(Written request):
Write out the full listing exactly as given, minus the images.

^^^^^^^^

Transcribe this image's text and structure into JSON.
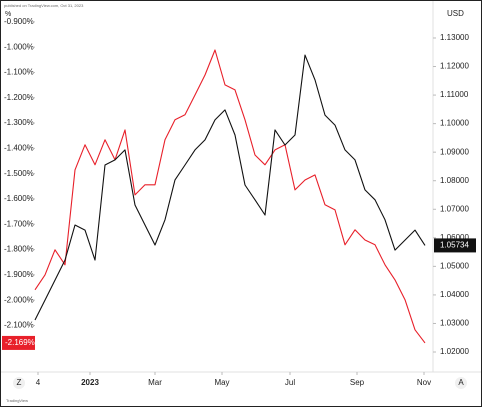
{
  "chart_data": {
    "type": "line",
    "header": "published on TradingView.com, Oct 31, 2023",
    "y_unit": "%",
    "y2_unit": "USD",
    "footer": "TradingView",
    "buttons": [
      "Z",
      "A"
    ],
    "xlim": [
      0,
      39.5
    ],
    "xticks": [
      {
        "value": 0.3,
        "label": "4"
      },
      {
        "value": 5.5,
        "label": "2023"
      },
      {
        "value": 12,
        "label": "Mar"
      },
      {
        "value": 18.7,
        "label": "May"
      },
      {
        "value": 25.5,
        "label": "Jul"
      },
      {
        "value": 32.2,
        "label": "Sep"
      },
      {
        "value": 38.9,
        "label": "Nov"
      }
    ],
    "x": [
      0,
      1,
      2,
      3,
      4,
      5,
      6,
      7,
      8,
      9,
      10,
      11,
      12,
      13,
      14,
      15,
      16,
      17,
      18,
      19,
      20,
      21,
      22,
      23,
      24,
      25,
      26,
      27,
      28,
      29,
      30,
      31,
      32,
      33,
      34,
      35,
      36,
      37,
      38,
      39
    ],
    "ylim": [
      -2.276,
      -0.853
    ],
    "yticks": [
      {
        "value": -0.9,
        "label": "-0.900%"
      },
      {
        "value": -1.0,
        "label": "-1.000%"
      },
      {
        "value": -1.1,
        "label": "-1.100%"
      },
      {
        "value": -1.2,
        "label": "-1.200%"
      },
      {
        "value": -1.3,
        "label": "-1.300%"
      },
      {
        "value": -1.4,
        "label": "-1.400%"
      },
      {
        "value": -1.5,
        "label": "-1.500%"
      },
      {
        "value": -1.6,
        "label": "-1.600%"
      },
      {
        "value": -1.7,
        "label": "-1.700%"
      },
      {
        "value": -1.8,
        "label": "-1.800%"
      },
      {
        "value": -1.9,
        "label": "-1.900%"
      },
      {
        "value": -2.0,
        "label": "-2.000%"
      },
      {
        "value": -2.1,
        "label": "-2.100%"
      }
    ],
    "y2lim": [
      1.0137,
      1.1398
    ],
    "y2ticks": [
      {
        "value": 1.13,
        "label": "1.13000"
      },
      {
        "value": 1.12,
        "label": "1.12000"
      },
      {
        "value": 1.11,
        "label": "1.11000"
      },
      {
        "value": 1.1,
        "label": "1.10000"
      },
      {
        "value": 1.09,
        "label": "1.09000"
      },
      {
        "value": 1.08,
        "label": "1.08000"
      },
      {
        "value": 1.07,
        "label": "1.07000"
      },
      {
        "value": 1.06,
        "label": "1.06000"
      },
      {
        "value": 1.05,
        "label": "1.05000"
      },
      {
        "value": 1.04,
        "label": "1.04000"
      },
      {
        "value": 1.03,
        "label": "1.03000"
      },
      {
        "value": 1.02,
        "label": "1.02000"
      }
    ],
    "grid": false,
    "series": [
      {
        "color": "#e8202a",
        "axis": "y",
        "values": [
          -1.959,
          -1.9,
          -1.801,
          -1.86,
          -1.485,
          -1.386,
          -1.465,
          -1.366,
          -1.445,
          -1.327,
          -1.584,
          -1.544,
          -1.544,
          -1.366,
          -1.287,
          -1.267,
          -1.189,
          -1.11,
          -1.011,
          -1.149,
          -1.169,
          -1.287,
          -1.426,
          -1.465,
          -1.406,
          -1.386,
          -1.564,
          -1.525,
          -1.505,
          -1.623,
          -1.643,
          -1.781,
          -1.722,
          -1.762,
          -1.781,
          -1.86,
          -1.92,
          -1.998,
          -2.117,
          -2.169
        ],
        "value_labels": [
          null,
          null,
          null,
          null,
          null,
          null,
          null,
          null,
          null,
          null,
          null,
          null,
          null,
          null,
          null,
          null,
          null,
          null,
          null,
          null,
          null,
          null,
          null,
          null,
          null,
          null,
          null,
          null,
          null,
          null,
          null,
          null,
          null,
          null,
          null,
          null,
          null,
          null,
          null,
          "-2.169%"
        ]
      },
      {
        "color": "#111111",
        "axis": "y2",
        "values": [
          1.0312,
          1.0382,
          1.0452,
          1.0522,
          1.0645,
          1.0627,
          1.0522,
          1.0855,
          1.0873,
          1.0908,
          1.0715,
          1.0645,
          1.0575,
          1.0663,
          1.0803,
          1.0855,
          1.0908,
          1.0943,
          1.1013,
          1.1048,
          1.096,
          1.0785,
          1.0733,
          1.068,
          1.0978,
          1.0925,
          1.096,
          1.124,
          1.1153,
          1.103,
          1.0995,
          1.0908,
          1.0873,
          1.0768,
          1.0733,
          1.0663,
          1.0557,
          1.0592,
          1.0627,
          1.05734
        ],
        "value_labels": [
          null,
          null,
          null,
          null,
          null,
          null,
          null,
          null,
          null,
          null,
          null,
          null,
          null,
          null,
          null,
          null,
          null,
          null,
          null,
          null,
          null,
          null,
          null,
          null,
          null,
          null,
          null,
          null,
          null,
          null,
          null,
          null,
          null,
          null,
          null,
          null,
          null,
          null,
          null,
          "1.05734"
        ]
      }
    ]
  }
}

^^^^^^^^

(Full solution):
Transcribe this image's text and structure into JSON.
{
  "chart_data": {
    "type": "line",
    "header": "published on TradingView.com, Oct 31, 2023",
    "y_unit": "%",
    "y2_unit": "USD",
    "footer": "TradingView",
    "buttons": [
      "Z",
      "A"
    ],
    "xlim": [
      0,
      39.5
    ],
    "xticks": [
      {
        "value": 0.3,
        "label": "4"
      },
      {
        "value": 5.5,
        "label": "2023"
      },
      {
        "value": 12,
        "label": "Mar"
      },
      {
        "value": 18.7,
        "label": "May"
      },
      {
        "value": 25.5,
        "label": "Jul"
      },
      {
        "value": 32.2,
        "label": "Sep"
      },
      {
        "value": 38.9,
        "label": "Nov"
      }
    ],
    "x": [
      0,
      1,
      2,
      3,
      4,
      5,
      6,
      7,
      8,
      9,
      10,
      11,
      12,
      13,
      14,
      15,
      16,
      17,
      18,
      19,
      20,
      21,
      22,
      23,
      24,
      25,
      26,
      27,
      28,
      29,
      30,
      31,
      32,
      33,
      34,
      35,
      36,
      37,
      38,
      39
    ],
    "ylim": [
      -2.276,
      -0.853
    ],
    "yticks": [
      {
        "value": -0.9,
        "label": "-0.900%"
      },
      {
        "value": -1.0,
        "label": "-1.000%"
      },
      {
        "value": -1.1,
        "label": "-1.100%"
      },
      {
        "value": -1.2,
        "label": "-1.200%"
      },
      {
        "value": -1.3,
        "label": "-1.300%"
      },
      {
        "value": -1.4,
        "label": "-1.400%"
      },
      {
        "value": -1.5,
        "label": "-1.500%"
      },
      {
        "value": -1.6,
        "label": "-1.600%"
      },
      {
        "value": -1.7,
        "label": "-1.700%"
      },
      {
        "value": -1.8,
        "label": "-1.800%"
      },
      {
        "value": -1.9,
        "label": "-1.900%"
      },
      {
        "value": -2.0,
        "label": "-2.000%"
      },
      {
        "value": -2.1,
        "label": "-2.100%"
      }
    ],
    "y2lim": [
      1.0137,
      1.1398
    ],
    "y2ticks": [
      {
        "value": 1.13,
        "label": "1.13000"
      },
      {
        "value": 1.12,
        "label": "1.12000"
      },
      {
        "value": 1.11,
        "label": "1.11000"
      },
      {
        "value": 1.1,
        "label": "1.10000"
      },
      {
        "value": 1.09,
        "label": "1.09000"
      },
      {
        "value": 1.08,
        "label": "1.08000"
      },
      {
        "value": 1.07,
        "label": "1.07000"
      },
      {
        "value": 1.06,
        "label": "1.06000"
      },
      {
        "value": 1.05,
        "label": "1.05000"
      },
      {
        "value": 1.04,
        "label": "1.04000"
      },
      {
        "value": 1.03,
        "label": "1.03000"
      },
      {
        "value": 1.02,
        "label": "1.02000"
      }
    ],
    "grid": false,
    "series": [
      {
        "color": "#e8202a",
        "axis": "y",
        "values": [
          -1.959,
          -1.9,
          -1.801,
          -1.86,
          -1.485,
          -1.386,
          -1.465,
          -1.366,
          -1.445,
          -1.327,
          -1.584,
          -1.544,
          -1.544,
          -1.366,
          -1.287,
          -1.267,
          -1.189,
          -1.11,
          -1.011,
          -1.149,
          -1.169,
          -1.287,
          -1.426,
          -1.465,
          -1.406,
          -1.386,
          -1.564,
          -1.525,
          -1.505,
          -1.623,
          -1.643,
          -1.781,
          -1.722,
          -1.762,
          -1.781,
          -1.86,
          -1.92,
          -1.998,
          -2.117,
          -2.169
        ],
        "value_labels": [
          null,
          null,
          null,
          null,
          null,
          null,
          null,
          null,
          null,
          null,
          null,
          null,
          null,
          null,
          null,
          null,
          null,
          null,
          null,
          null,
          null,
          null,
          null,
          null,
          null,
          null,
          null,
          null,
          null,
          null,
          null,
          null,
          null,
          null,
          null,
          null,
          null,
          null,
          null,
          "-2.169%"
        ]
      },
      {
        "color": "#111111",
        "axis": "y2",
        "values": [
          1.0312,
          1.0382,
          1.0452,
          1.0522,
          1.0645,
          1.0627,
          1.0522,
          1.0855,
          1.0873,
          1.0908,
          1.0715,
          1.0645,
          1.0575,
          1.0663,
          1.0803,
          1.0855,
          1.0908,
          1.0943,
          1.1013,
          1.1048,
          1.096,
          1.0785,
          1.0733,
          1.068,
          1.0978,
          1.0925,
          1.096,
          1.124,
          1.1153,
          1.103,
          1.0995,
          1.0908,
          1.0873,
          1.0768,
          1.0733,
          1.0663,
          1.0557,
          1.0592,
          1.0627,
          1.05734
        ],
        "value_labels": [
          null,
          null,
          null,
          null,
          null,
          null,
          null,
          null,
          null,
          null,
          null,
          null,
          null,
          null,
          null,
          null,
          null,
          null,
          null,
          null,
          null,
          null,
          null,
          null,
          null,
          null,
          null,
          null,
          null,
          null,
          null,
          null,
          null,
          null,
          null,
          null,
          null,
          null,
          null,
          "1.05734"
        ]
      }
    ]
  }
}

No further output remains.